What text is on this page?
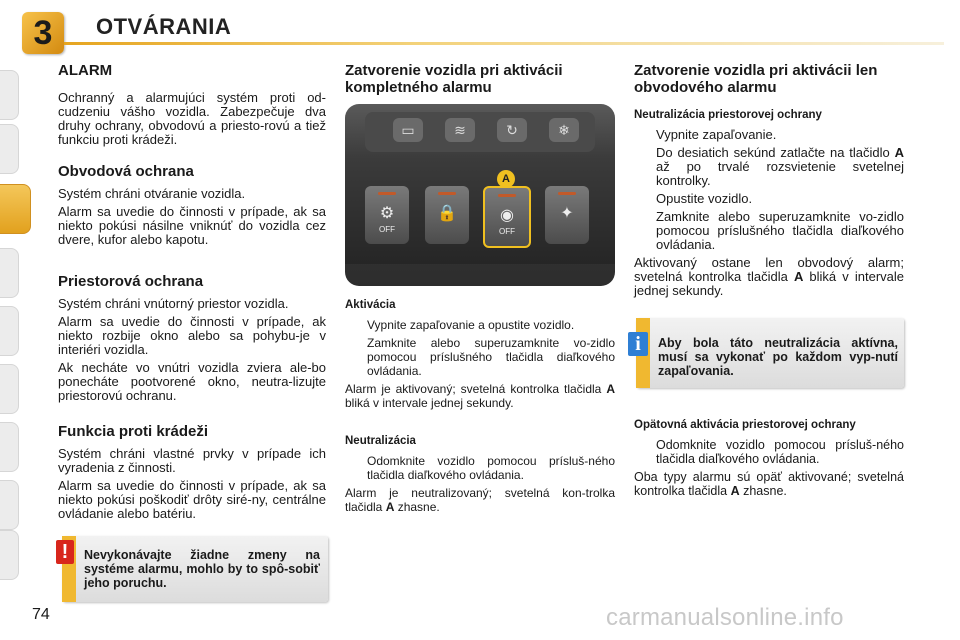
3	OTVÁRANIA
ALARM

Ochranný a alarmujúci systém proti od-cudzeniu vášho vozidla. Zabezpečuje dva druhy ochrany, obvodovú a priesto-rovú a tiež funkciu proti krádeži.

Obvodová ochrana

Systém chráni otváranie vozidla.

Alarm sa uvedie do činnosti v prípade, ak sa niekto pokúsi násilne vniknúť do vozidla cez dvere, kufor alebo kapotu.

Priestorová ochrana

Systém chráni vnútorný priestor vozidla.

Alarm sa uvedie do činnosti v prípade, ak niekto rozbije okno alebo sa pohybu-je v interiéri vozidla.

Ak necháte vo vnútri vozidla zviera ale-bo ponecháte pootvorené okno, neutra-lizujte priestorovú ochranu.

Funkcia proti krádeži

Systém chráni vlastné prvky v prípade ich vyradenia z činnosti.

Alarm sa uvedie do činnosti v prípade, ak sa niekto pokúsi poškodiť drôty siré-ny, centrálne ovládanie alebo batériu.

!	Nevykonávajte žiadne zmeny na systéme alarmu, mohlo by to spô-sobiť jeho poruchu.
Zatvorenie vozidla pri aktivácii kompletného alarmu
▭	≋	↻	❄
⚙
OFF
🔒	◉
OFF
✦
A
Aktivácia
Vypnite zapaľovanie a opustite vozidlo.
Zamknite alebo superuzamknite vo-zidlo pomocou príslušného tlačidla diaľkového ovládania.

Alarm je aktivovaný; svetelná kontrolka tlačidla A bliká v intervale jednej sekundy.

Neutralizácia
Odomknite vozidlo pomocou prísluš-ného tlačidla diaľkového ovládania.

Alarm je neutralizovaný; svetelná kon-trolka tlačidla A zhasne.

Zatvorenie vozidla pri aktivácii len obvodového alarmu
Neutralizácia priestorovej ochrany
Vypnite zapaľovanie.
Do desiatich sekúnd zatlačte na tlačidlo A až po trvalé rozsvietenie svetelnej kontrolky.
Opustite vozidlo.
Zamknite alebo superuzamknite vo-zidlo pomocou príslušného tlačidla diaľkového ovládania.

Aktivovaný ostane len obvodový alarm; svetelná kontrolka tlačidla A bliká v intervale jednej sekundy.

i	Aby bola táto neutralizácia aktívna, musí sa vykonať po každom vyp-nutí zapaľovania.
Opätovná aktivácia priestorovej ochrany
Odomknite vozidlo pomocou prísluš-ného tlačidla diaľkového ovládania.

Oba typy alarmu sú opäť aktivované; svetelná kontrolka tlačidla A zhasne.

74	carmanualsonline.info
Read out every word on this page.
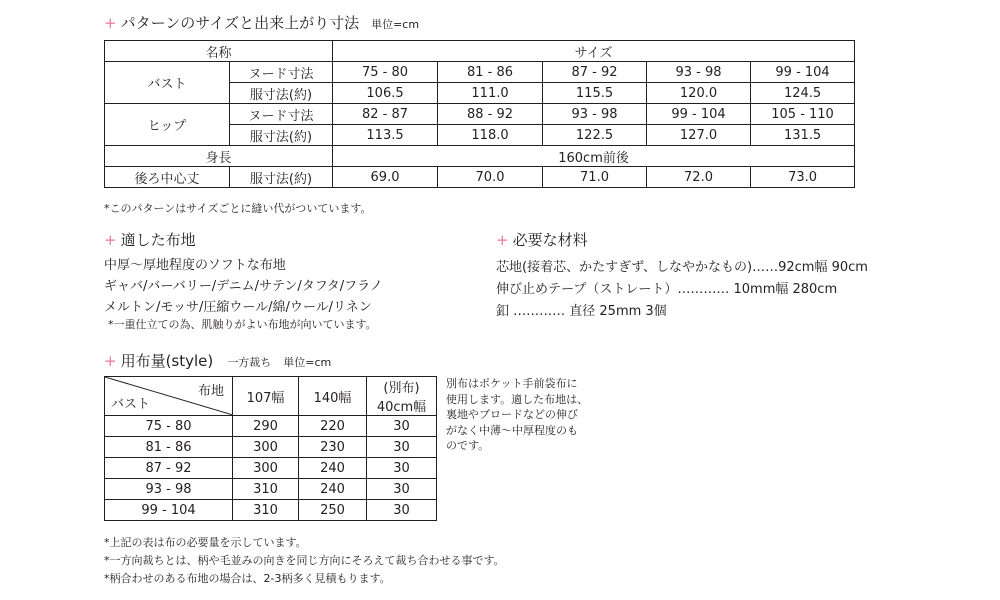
+ パターンのサイズと出来上がり寸法 単位=cm
名称		サイズ				
バスト	ヌード寸法	75 - 80	81 - 86	87 - 92	93 - 98	99 - 104
	服寸法(約)	106.5	111.0	115.5	120.0	124.5
ヒップ	ヌード寸法	82 - 87	88 - 92	93 - 98	99 - 104	105 - 110
	服寸法(約)	113.5	118.0	122.5	127.0	131.5
身長		160cm前後				
後ろ中心丈	服寸法(約)	69.0	70.0	71.0	72.0	73.0
*このパターンはサイズごとに縫い代がついています。
+ 適した布地
中厚〜厚地程度のソフトな布地
ギャバ/バーバリー/デニム/サテン/タフタ/フラノ
メルトン/モッサ/圧縮ウール/綿/ウール/リネン
*一重仕立ての為、肌触りがよい布地が向いています。
+ 必要な材料
芯地(接着芯、かたすぎず、しなやかなもの)……92cm幅 90cm
伸び止めテープ（ストレート）………… 10mm幅 280cm
釦 ………… 直径 25mm 3個
+ 用布量(style) 一方裁ち 単位=cm
布地
バスト	107幅	140幅	(別布)
			40cm幅
75 - 80	290	220	30
81 - 86	300	230	30
87 - 92	300	240	30
93 - 98	310	240	30
99 - 104	310	250	30
別布はポケット手前袋布に
使用します。適した布地は、
裏地やブロードなどの伸び
がなく中薄〜中厚程度のも
のです。
*上記の表は布の必要量を示しています。
*一方向裁ちとは、柄や毛並みの向きを同じ方向にそろえて裁ち合わせる事です。
*柄合わせのある布地の場合は、2-3柄多く見積もります。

### Task details
Count every line in the data that contains the word "pokúsi", then give that count and nothing else.

### Output
2